_Stated exercise:_
Without including any images, reproduce each entry exactly.

_Recorded data:_
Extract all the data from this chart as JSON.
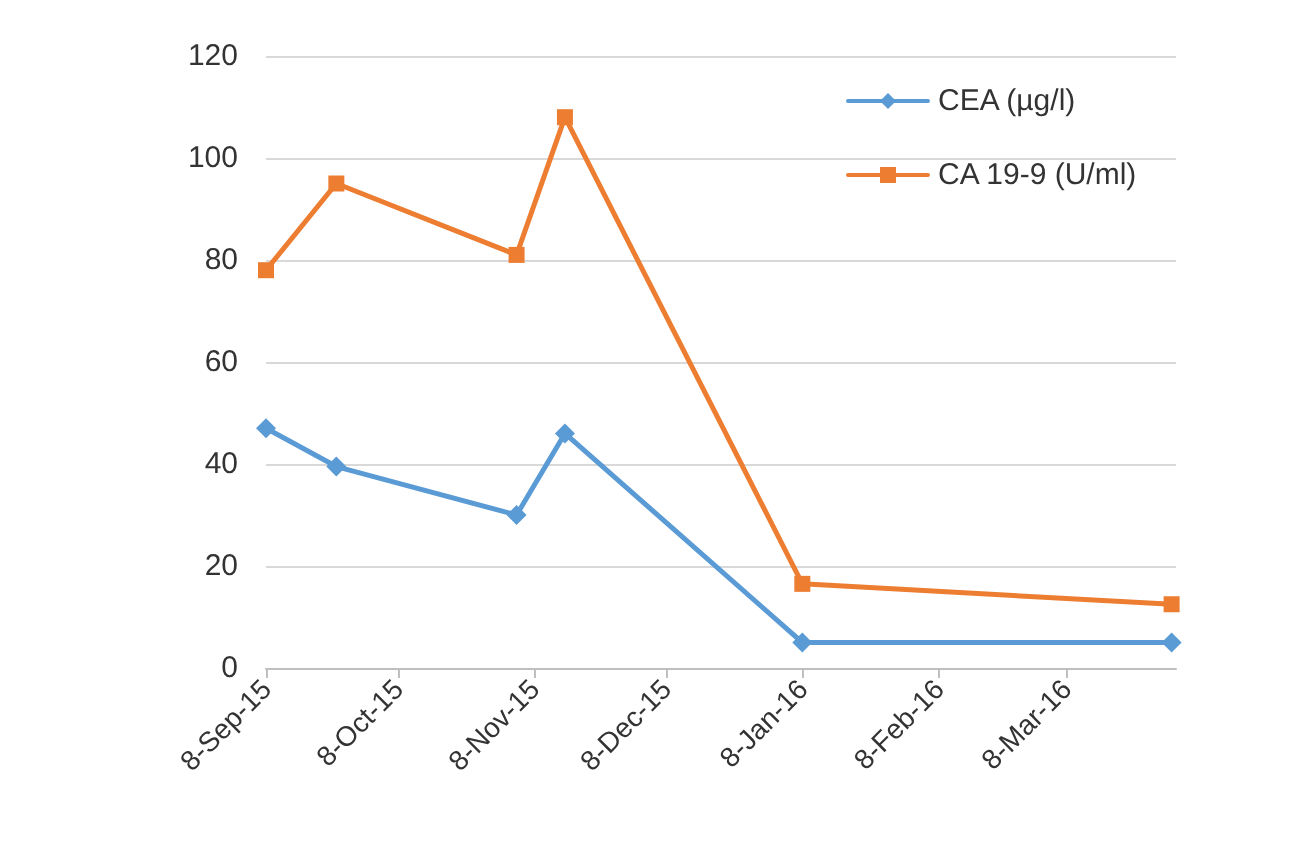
{
  "chart_data": {
    "type": "line",
    "x": [
      "2015-09-08",
      "2015-09-24",
      "2015-11-04",
      "2015-11-15",
      "2016-01-08",
      "2016-04-01"
    ],
    "series": [
      {
        "name": "CEA (µg/l)",
        "color": "#5b9bd5",
        "marker": "diamond",
        "values": [
          47,
          39.5,
          30,
          46,
          5,
          5
        ]
      },
      {
        "name": "CA 19-9 (U/ml)",
        "color": "#ed7d31",
        "marker": "square",
        "values": [
          78,
          95,
          81,
          108,
          16.5,
          12.5
        ]
      }
    ],
    "xlim": [
      "2015-09-08",
      "2016-04-02"
    ],
    "xticks": [
      {
        "value": "2015-09-08",
        "label": "8-Sep-15"
      },
      {
        "value": "2015-10-08",
        "label": "8-Oct-15"
      },
      {
        "value": "2015-11-08",
        "label": "8-Nov-15"
      },
      {
        "value": "2015-12-08",
        "label": "8-Dec-15"
      },
      {
        "value": "2016-01-08",
        "label": "8-Jan-16"
      },
      {
        "value": "2016-02-08",
        "label": "8-Feb-16"
      },
      {
        "value": "2016-03-08",
        "label": "8-Mar-16"
      }
    ],
    "ylim": [
      0,
      120
    ],
    "yticks": [
      0,
      20,
      40,
      60,
      80,
      100,
      120
    ],
    "grid": "y",
    "legend": "top right",
    "line_style": "solid"
  }
}
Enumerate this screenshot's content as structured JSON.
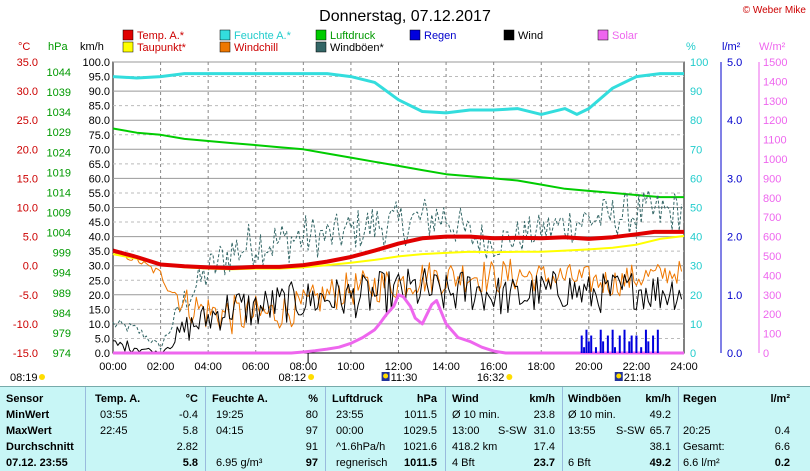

_Answer in full:_
Extract all the data from this chart as JSON.
{
  "chart_data": {
    "type": "line",
    "x": [
      "2015-09-08",
      "2015-09-24",
      "2015-11-04",
      "2015-11-15",
      "2016-01-08",
      "2016-04-01"
    ],
    "series": [
      {
        "name": "CEA (µg/l)",
        "color": "#5b9bd5",
        "marker": "diamond",
        "values": [
          47,
          39.5,
          30,
          46,
          5,
          5
        ]
      },
      {
        "name": "CA 19-9 (U/ml)",
        "color": "#ed7d31",
        "marker": "square",
        "values": [
          78,
          95,
          81,
          108,
          16.5,
          12.5
        ]
      }
    ],
    "xlim": [
      "2015-09-08",
      "2016-04-02"
    ],
    "xticks": [
      {
        "value": "2015-09-08",
        "label": "8-Sep-15"
      },
      {
        "value": "2015-10-08",
        "label": "8-Oct-15"
      },
      {
        "value": "2015-11-08",
        "label": "8-Nov-15"
      },
      {
        "value": "2015-12-08",
        "label": "8-Dec-15"
      },
      {
        "value": "2016-01-08",
        "label": "8-Jan-16"
      },
      {
        "value": "2016-02-08",
        "label": "8-Feb-16"
      },
      {
        "value": "2016-03-08",
        "label": "8-Mar-16"
      }
    ],
    "ylim": [
      0,
      120
    ],
    "yticks": [
      0,
      20,
      40,
      60,
      80,
      100,
      120
    ],
    "grid": "y",
    "legend": "top right",
    "line_style": "solid"
  }
}
Enumerate this screenshot's content as structured JSON.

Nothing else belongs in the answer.